- _EXERCISE TASK_: Copy everything in the data below exactly except the pictures.

BEGIN DATA SUPPLIED

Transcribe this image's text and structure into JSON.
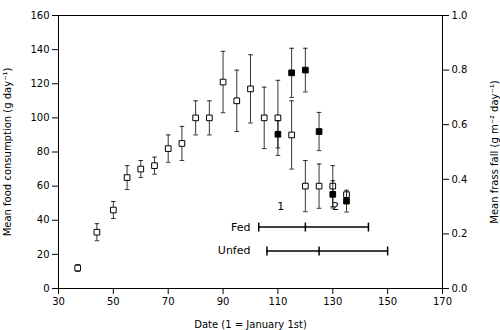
{
  "chart_data": {
    "type": "scatter",
    "xlabel": "Date (1 = January 1st)",
    "ylabel": "Mean food consumption (g day⁻¹)",
    "y2label": "Mean frass fall (g m⁻² day⁻¹)",
    "xlim": [
      30,
      170
    ],
    "xticks": [
      30,
      50,
      70,
      90,
      110,
      130,
      150,
      170
    ],
    "ylim": [
      0,
      160
    ],
    "yticks": [
      0,
      20,
      40,
      60,
      80,
      100,
      120,
      140,
      160
    ],
    "y2lim": [
      0,
      1.0
    ],
    "y2ticks": [
      {
        "value": 0,
        "label": "0.0"
      },
      0.2,
      0.4,
      0.6,
      0.8,
      {
        "value": 1.0,
        "label": "1.0"
      }
    ],
    "grid": false,
    "series": [
      {
        "axis": "y",
        "marker": "square_open",
        "color": "#000000",
        "x": [
          37,
          44,
          50,
          55,
          60,
          65,
          70,
          75,
          80,
          85,
          90,
          95,
          100,
          105,
          110,
          115,
          120,
          125,
          130,
          135
        ],
        "values": [
          12,
          33,
          46,
          65,
          70,
          72,
          82,
          85,
          100,
          100,
          121,
          110,
          117,
          100,
          100,
          90,
          60,
          60,
          60,
          55
        ],
        "errors": [
          2,
          5,
          5,
          7,
          5,
          5,
          8,
          10,
          10,
          10,
          18,
          18,
          20,
          18,
          22,
          20,
          15,
          13,
          12,
          0
        ]
      },
      {
        "axis": "y2",
        "marker": "square_filled",
        "color": "#000000",
        "x": [
          110,
          115,
          120,
          125,
          130,
          135
        ],
        "values": [
          0.565,
          0.79,
          0.8,
          0.575,
          0.345,
          0.32
        ],
        "errors": [
          0.05,
          0.09,
          0.08,
          0.07,
          0.05,
          0.04
        ]
      }
    ],
    "period_bars": [
      {
        "label": "Fed",
        "label_x": 100,
        "y": 36,
        "x": [
          103,
          120,
          143
        ]
      },
      {
        "label": "Unfed",
        "label_x": 100,
        "y": 22,
        "x": [
          106,
          125,
          150
        ]
      }
    ],
    "annotations": [
      {
        "text": "1",
        "x": 111,
        "y": 48
      },
      {
        "text": "2",
        "x": 131,
        "y": 48
      }
    ]
  }
}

END DATA SUPPLIED

- _RESPONSE_:
Transcribe this image's text and structure into JSON.
{
  "chart_data": {
    "type": "scatter",
    "xlabel": "Date (1 = January 1st)",
    "ylabel": "Mean food consumption (g day⁻¹)",
    "y2label": "Mean frass fall (g m⁻² day⁻¹)",
    "xlim": [
      30,
      170
    ],
    "xticks": [
      30,
      50,
      70,
      90,
      110,
      130,
      150,
      170
    ],
    "ylim": [
      0,
      160
    ],
    "yticks": [
      0,
      20,
      40,
      60,
      80,
      100,
      120,
      140,
      160
    ],
    "y2lim": [
      0,
      1.0
    ],
    "y2ticks": [
      {
        "value": 0,
        "label": "0.0"
      },
      0.2,
      0.4,
      0.6,
      0.8,
      {
        "value": 1.0,
        "label": "1.0"
      }
    ],
    "grid": false,
    "series": [
      {
        "axis": "y",
        "marker": "square_open",
        "color": "#000000",
        "x": [
          37,
          44,
          50,
          55,
          60,
          65,
          70,
          75,
          80,
          85,
          90,
          95,
          100,
          105,
          110,
          115,
          120,
          125,
          130,
          135
        ],
        "values": [
          12,
          33,
          46,
          65,
          70,
          72,
          82,
          85,
          100,
          100,
          121,
          110,
          117,
          100,
          100,
          90,
          60,
          60,
          60,
          55
        ],
        "errors": [
          2,
          5,
          5,
          7,
          5,
          5,
          8,
          10,
          10,
          10,
          18,
          18,
          20,
          18,
          22,
          20,
          15,
          13,
          12,
          0
        ]
      },
      {
        "axis": "y2",
        "marker": "square_filled",
        "color": "#000000",
        "x": [
          110,
          115,
          120,
          125,
          130,
          135
        ],
        "values": [
          0.565,
          0.79,
          0.8,
          0.575,
          0.345,
          0.32
        ],
        "errors": [
          0.05,
          0.09,
          0.08,
          0.07,
          0.05,
          0.04
        ]
      }
    ],
    "period_bars": [
      {
        "label": "Fed",
        "label_x": 100,
        "y": 36,
        "x": [
          103,
          120,
          143
        ]
      },
      {
        "label": "Unfed",
        "label_x": 100,
        "y": 22,
        "x": [
          106,
          125,
          150
        ]
      }
    ],
    "annotations": [
      {
        "text": "1",
        "x": 111,
        "y": 48
      },
      {
        "text": "2",
        "x": 131,
        "y": 48
      }
    ]
  }
}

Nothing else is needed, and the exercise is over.